Material supplied
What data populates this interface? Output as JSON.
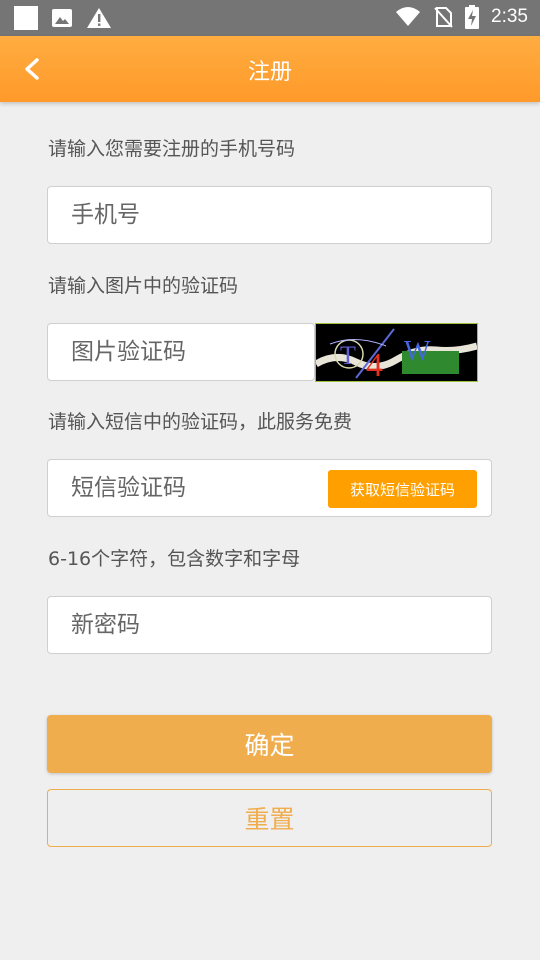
{
  "status_bar": {
    "time": "2:35",
    "left_icons": [
      "square-icon",
      "image-icon",
      "warning-icon"
    ],
    "right_icons": [
      "wifi-icon",
      "no-sim-icon",
      "battery-charging-icon"
    ]
  },
  "app_bar": {
    "title": "注册",
    "back_icon": "chevron-left-icon"
  },
  "form": {
    "phone_label": "请输入您需要注册的手机号码",
    "phone_placeholder": "手机号",
    "captcha_label": "请输入图片中的验证码",
    "captcha_placeholder": "图片验证码",
    "captcha_image_text": "T4W",
    "sms_label": "请输入短信中的验证码，此服务免费",
    "sms_placeholder": "短信验证码",
    "sms_button": "获取短信验证码",
    "password_label": "6-16个字符，包含数字和字母",
    "password_placeholder": "新密码"
  },
  "actions": {
    "confirm": "确定",
    "reset": "重置"
  },
  "colors": {
    "accent": "#ff9f00",
    "appbar": "#ffa233",
    "button": "#f0ad4e",
    "background": "#efefef"
  }
}
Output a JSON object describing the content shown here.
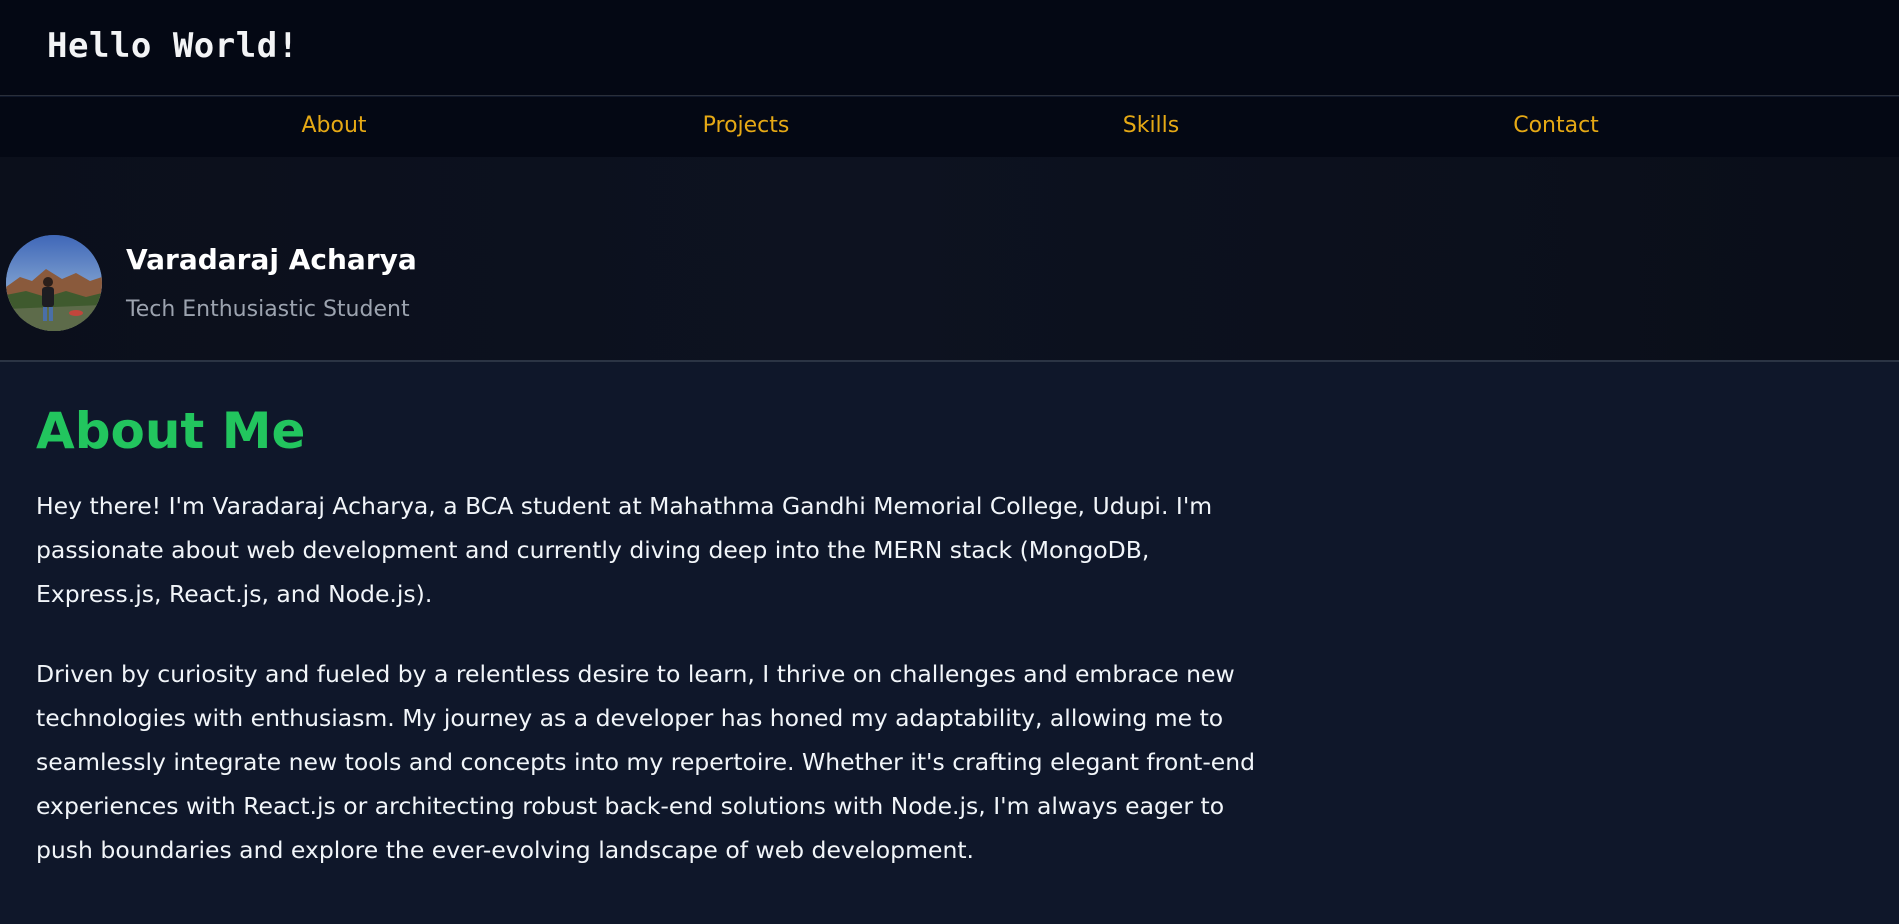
{
  "header": {
    "title": "Hello World!"
  },
  "nav": {
    "items": [
      {
        "label": "About"
      },
      {
        "label": "Projects"
      },
      {
        "label": "Skills"
      },
      {
        "label": "Contact"
      }
    ]
  },
  "profile": {
    "name": "Varadaraj Acharya",
    "tagline": "Tech Enthusiastic Student"
  },
  "about": {
    "heading": "About Me",
    "paragraphs": [
      "Hey there! I'm Varadaraj Acharya, a BCA student at Mahathma Gandhi Memorial College, Udupi. I'm passionate about web development and currently diving deep into the MERN stack (MongoDB, Express.js, React.js, and Node.js).",
      "Driven by curiosity and fueled by a relentless desire to learn, I thrive on challenges and embrace new technologies with enthusiasm. My journey as a developer has honed my adaptability, allowing me to seamlessly integrate new tools and concepts into my repertoire. Whether it's crafting elegant front-end experiences with React.js or architecting robust back-end solutions with Node.js, I'm always eager to push boundaries and explore the ever-evolving landscape of web development."
    ]
  },
  "colors": {
    "nav_link": "#e6a915",
    "heading_accent": "#22c55e",
    "background": "#0f172a",
    "header_bg": "#040814"
  }
}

What the task requires
Above are the entries; count how many of their lines contain the word "Output" and give only that number.

Result of the exercise
2